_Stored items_
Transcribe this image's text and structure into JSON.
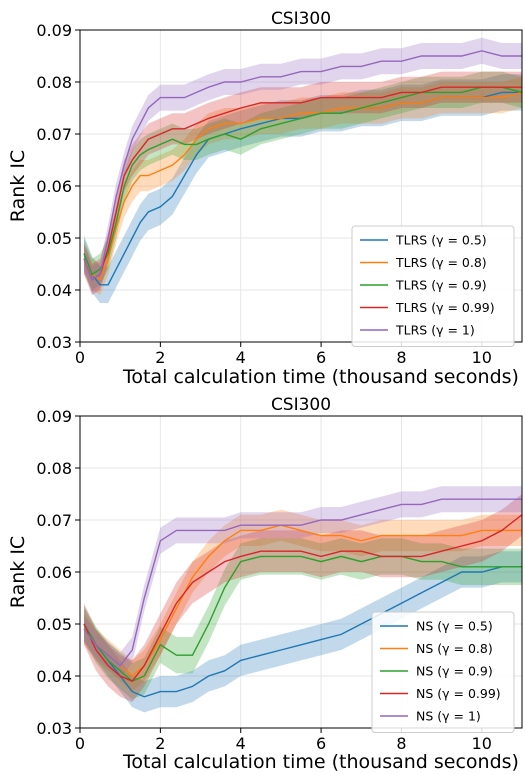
{
  "chart_data": [
    {
      "type": "line",
      "title": "CSI300",
      "xlabel": "Total calculation time (thousand seconds)",
      "ylabel": "Rank IC",
      "xlim": [
        0,
        11
      ],
      "ylim": [
        0.03,
        0.09
      ],
      "xticks": [
        "0",
        "2",
        "4",
        "6",
        "8",
        "10"
      ],
      "yticks": [
        "0.03",
        "0.04",
        "0.05",
        "0.06",
        "0.07",
        "0.08",
        "0.09"
      ],
      "grid": true,
      "legend": "lower-right",
      "series": [
        {
          "name": "TLRS (γ = 0.5)",
          "color": "#1f77b4",
          "x": [
            0.1,
            0.3,
            0.5,
            0.7,
            0.9,
            1.1,
            1.3,
            1.5,
            1.7,
            2.0,
            2.3,
            2.6,
            2.9,
            3.2,
            3.6,
            4.0,
            4.5,
            5.0,
            5.5,
            6.0,
            6.5,
            7.0,
            7.5,
            8.0,
            8.5,
            9.0,
            9.5,
            10.0,
            10.5,
            11.0
          ],
          "y": [
            0.047,
            0.043,
            0.041,
            0.041,
            0.044,
            0.047,
            0.05,
            0.053,
            0.055,
            0.056,
            0.058,
            0.062,
            0.066,
            0.069,
            0.07,
            0.071,
            0.072,
            0.073,
            0.073,
            0.074,
            0.074,
            0.075,
            0.075,
            0.076,
            0.076,
            0.077,
            0.077,
            0.077,
            0.078,
            0.078
          ],
          "band": 0.0035
        },
        {
          "name": "TLRS (γ = 0.8)",
          "color": "#ff7f0e",
          "x": [
            0.1,
            0.3,
            0.5,
            0.7,
            0.9,
            1.1,
            1.3,
            1.5,
            1.7,
            2.0,
            2.3,
            2.6,
            2.9,
            3.2,
            3.6,
            4.0,
            4.5,
            5.0,
            5.5,
            6.0,
            6.5,
            7.0,
            7.5,
            8.0,
            8.5,
            9.0,
            9.5,
            10.0,
            10.5,
            11.0
          ],
          "y": [
            0.046,
            0.043,
            0.042,
            0.046,
            0.052,
            0.057,
            0.06,
            0.062,
            0.062,
            0.063,
            0.064,
            0.066,
            0.069,
            0.071,
            0.072,
            0.072,
            0.073,
            0.073,
            0.074,
            0.074,
            0.075,
            0.075,
            0.075,
            0.076,
            0.076,
            0.077,
            0.077,
            0.077,
            0.077,
            0.078
          ],
          "band": 0.003
        },
        {
          "name": "TLRS (γ = 0.9)",
          "color": "#2ca02c",
          "x": [
            0.1,
            0.3,
            0.5,
            0.7,
            0.9,
            1.1,
            1.3,
            1.5,
            1.7,
            2.0,
            2.3,
            2.6,
            2.9,
            3.2,
            3.6,
            4.0,
            4.5,
            5.0,
            5.5,
            6.0,
            6.5,
            7.0,
            7.5,
            8.0,
            8.5,
            9.0,
            9.5,
            10.0,
            10.5,
            11.0
          ],
          "y": [
            0.047,
            0.043,
            0.044,
            0.047,
            0.053,
            0.06,
            0.064,
            0.066,
            0.067,
            0.068,
            0.069,
            0.068,
            0.068,
            0.069,
            0.07,
            0.069,
            0.071,
            0.072,
            0.073,
            0.074,
            0.074,
            0.075,
            0.076,
            0.077,
            0.078,
            0.078,
            0.078,
            0.079,
            0.079,
            0.078
          ],
          "band": 0.003
        },
        {
          "name": "TLRS (γ = 0.99)",
          "color": "#d62728",
          "x": [
            0.1,
            0.3,
            0.5,
            0.7,
            0.9,
            1.1,
            1.3,
            1.5,
            1.7,
            2.0,
            2.3,
            2.6,
            2.9,
            3.2,
            3.6,
            4.0,
            4.5,
            5.0,
            5.5,
            6.0,
            6.5,
            7.0,
            7.5,
            8.0,
            8.5,
            9.0,
            9.5,
            10.0,
            10.5,
            11.0
          ],
          "y": [
            0.046,
            0.042,
            0.043,
            0.048,
            0.055,
            0.062,
            0.065,
            0.067,
            0.069,
            0.07,
            0.071,
            0.071,
            0.072,
            0.073,
            0.074,
            0.075,
            0.076,
            0.076,
            0.076,
            0.077,
            0.077,
            0.077,
            0.077,
            0.078,
            0.078,
            0.079,
            0.079,
            0.079,
            0.079,
            0.079
          ],
          "band": 0.003
        },
        {
          "name": "TLRS (γ = 1)",
          "color": "#9467bd",
          "x": [
            0.1,
            0.3,
            0.5,
            0.7,
            0.9,
            1.1,
            1.3,
            1.5,
            1.7,
            2.0,
            2.3,
            2.6,
            2.9,
            3.2,
            3.6,
            4.0,
            4.5,
            5.0,
            5.5,
            6.0,
            6.5,
            7.0,
            7.5,
            8.0,
            8.5,
            9.0,
            9.5,
            10.0,
            10.5,
            11.0
          ],
          "y": [
            0.046,
            0.042,
            0.043,
            0.05,
            0.058,
            0.064,
            0.069,
            0.072,
            0.075,
            0.077,
            0.077,
            0.077,
            0.078,
            0.079,
            0.08,
            0.08,
            0.081,
            0.081,
            0.082,
            0.082,
            0.083,
            0.083,
            0.084,
            0.084,
            0.085,
            0.085,
            0.085,
            0.086,
            0.085,
            0.085
          ],
          "band": 0.0025
        }
      ]
    },
    {
      "type": "line",
      "title": "CSI300",
      "xlabel": "Total calculation time (thousand seconds)",
      "ylabel": "Rank IC",
      "xlim": [
        0,
        11
      ],
      "ylim": [
        0.03,
        0.09
      ],
      "xticks": [
        "0",
        "2",
        "4",
        "6",
        "8",
        "10"
      ],
      "yticks": [
        "0.03",
        "0.04",
        "0.05",
        "0.06",
        "0.07",
        "0.08",
        "0.09"
      ],
      "grid": true,
      "legend": "lower-right",
      "series": [
        {
          "name": "NS (γ = 0.5)",
          "color": "#1f77b4",
          "x": [
            0.1,
            0.4,
            0.7,
            1.0,
            1.3,
            1.6,
            2.0,
            2.4,
            2.8,
            3.2,
            3.6,
            4.0,
            4.5,
            5.0,
            5.5,
            6.0,
            6.5,
            7.0,
            7.5,
            8.0,
            8.5,
            9.0,
            9.5,
            10.0,
            10.5,
            11.0
          ],
          "y": [
            0.05,
            0.046,
            0.043,
            0.04,
            0.037,
            0.036,
            0.037,
            0.037,
            0.038,
            0.04,
            0.041,
            0.043,
            0.044,
            0.045,
            0.046,
            0.047,
            0.048,
            0.05,
            0.052,
            0.054,
            0.056,
            0.058,
            0.06,
            0.06,
            0.061,
            0.061
          ],
          "band": 0.003
        },
        {
          "name": "NS (γ = 0.8)",
          "color": "#ff7f0e",
          "x": [
            0.1,
            0.4,
            0.7,
            1.0,
            1.3,
            1.6,
            2.0,
            2.4,
            2.8,
            3.2,
            3.6,
            4.0,
            4.5,
            5.0,
            5.5,
            6.0,
            6.5,
            7.0,
            7.5,
            8.0,
            8.5,
            9.0,
            9.5,
            10.0,
            10.5,
            11.0
          ],
          "y": [
            0.049,
            0.046,
            0.044,
            0.042,
            0.04,
            0.042,
            0.047,
            0.053,
            0.059,
            0.063,
            0.066,
            0.068,
            0.068,
            0.069,
            0.068,
            0.067,
            0.067,
            0.066,
            0.067,
            0.067,
            0.067,
            0.067,
            0.067,
            0.068,
            0.068,
            0.068
          ],
          "band": 0.003
        },
        {
          "name": "NS (γ = 0.9)",
          "color": "#2ca02c",
          "x": [
            0.1,
            0.4,
            0.7,
            1.0,
            1.3,
            1.6,
            2.0,
            2.4,
            2.8,
            3.2,
            3.6,
            4.0,
            4.5,
            5.0,
            5.5,
            6.0,
            6.5,
            7.0,
            7.5,
            8.0,
            8.5,
            9.0,
            9.5,
            10.0,
            10.5,
            11.0
          ],
          "y": [
            0.05,
            0.046,
            0.043,
            0.041,
            0.039,
            0.04,
            0.046,
            0.044,
            0.044,
            0.05,
            0.057,
            0.062,
            0.063,
            0.063,
            0.063,
            0.062,
            0.063,
            0.062,
            0.063,
            0.063,
            0.062,
            0.062,
            0.061,
            0.061,
            0.061,
            0.061
          ],
          "band": 0.0035
        },
        {
          "name": "NS (γ = 0.99)",
          "color": "#d62728",
          "x": [
            0.1,
            0.4,
            0.7,
            1.0,
            1.3,
            1.6,
            2.0,
            2.4,
            2.8,
            3.2,
            3.6,
            4.0,
            4.5,
            5.0,
            5.5,
            6.0,
            6.5,
            7.0,
            7.5,
            8.0,
            8.5,
            9.0,
            9.5,
            10.0,
            10.5,
            11.0
          ],
          "y": [
            0.05,
            0.045,
            0.042,
            0.04,
            0.039,
            0.042,
            0.048,
            0.054,
            0.058,
            0.06,
            0.062,
            0.063,
            0.064,
            0.064,
            0.064,
            0.063,
            0.064,
            0.064,
            0.063,
            0.063,
            0.063,
            0.064,
            0.065,
            0.066,
            0.068,
            0.071
          ],
          "band": 0.004
        },
        {
          "name": "NS (γ = 1)",
          "color": "#9467bd",
          "x": [
            0.1,
            0.4,
            0.7,
            1.0,
            1.3,
            1.6,
            2.0,
            2.4,
            2.8,
            3.2,
            3.6,
            4.0,
            4.5,
            5.0,
            5.5,
            6.0,
            6.5,
            7.0,
            7.5,
            8.0,
            8.5,
            9.0,
            9.5,
            10.0,
            10.5,
            11.0
          ],
          "y": [
            0.049,
            0.046,
            0.044,
            0.042,
            0.045,
            0.055,
            0.066,
            0.068,
            0.068,
            0.068,
            0.068,
            0.069,
            0.069,
            0.069,
            0.069,
            0.07,
            0.07,
            0.071,
            0.072,
            0.073,
            0.073,
            0.074,
            0.074,
            0.074,
            0.074,
            0.074
          ],
          "band": 0.0025
        }
      ]
    }
  ]
}
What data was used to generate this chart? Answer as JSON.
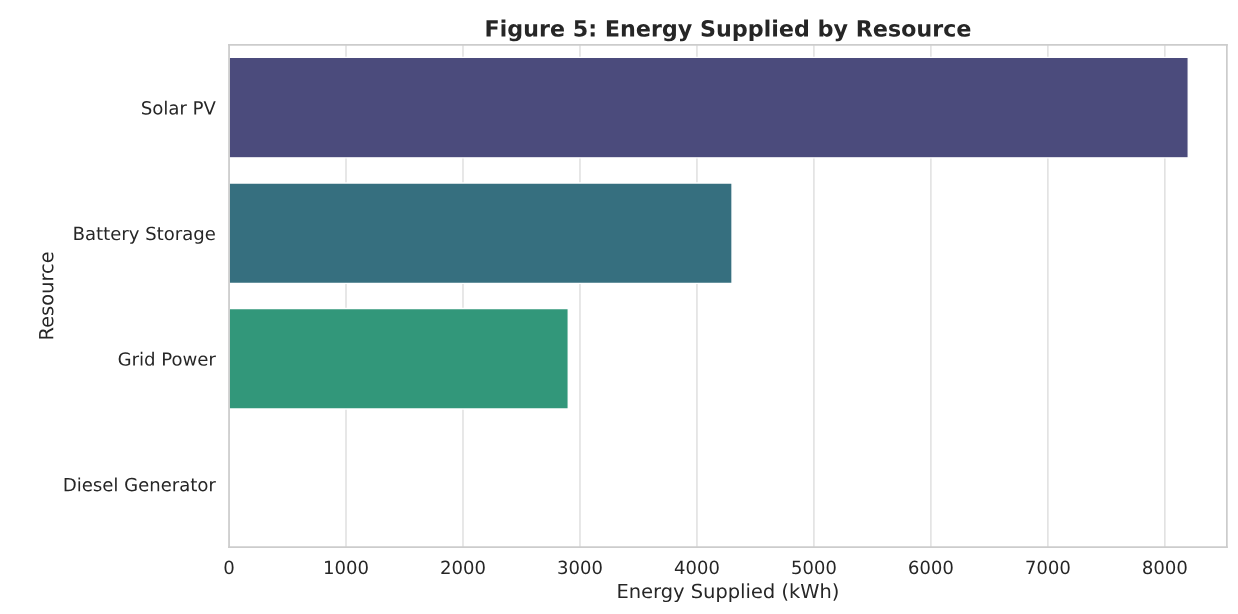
{
  "chart_data": {
    "type": "bar",
    "orientation": "horizontal",
    "title": "Figure 5: Energy Supplied by Resource",
    "xlabel": "Energy Supplied (kWh)",
    "ylabel": "Resource",
    "categories": [
      "Solar PV",
      "Battery Storage",
      "Grid Power",
      "Diesel Generator"
    ],
    "values": [
      8200,
      4300,
      2900,
      0
    ],
    "colors": [
      "#4b4b7c",
      "#366f7f",
      "#32977a",
      null
    ],
    "xlim": [
      0,
      8530
    ],
    "xticks": [
      0,
      1000,
      2000,
      3000,
      4000,
      5000,
      6000,
      7000,
      8000
    ],
    "grid": "x"
  }
}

_WHAT IS BEING ASKED_
Pictures excluded, copy exactly the lines running from the one with "What data was" through the last line of the material.

_ANSWER TO THIS EXERCISE_
What data was used to generate this chart? Answer as JSON.
{
  "chart_data": {
    "type": "bar",
    "orientation": "horizontal",
    "title": "Figure 5: Energy Supplied by Resource",
    "xlabel": "Energy Supplied (kWh)",
    "ylabel": "Resource",
    "categories": [
      "Solar PV",
      "Battery Storage",
      "Grid Power",
      "Diesel Generator"
    ],
    "values": [
      8200,
      4300,
      2900,
      0
    ],
    "colors": [
      "#4b4b7c",
      "#366f7f",
      "#32977a",
      null
    ],
    "xlim": [
      0,
      8530
    ],
    "xticks": [
      0,
      1000,
      2000,
      3000,
      4000,
      5000,
      6000,
      7000,
      8000
    ],
    "grid": "x"
  }
}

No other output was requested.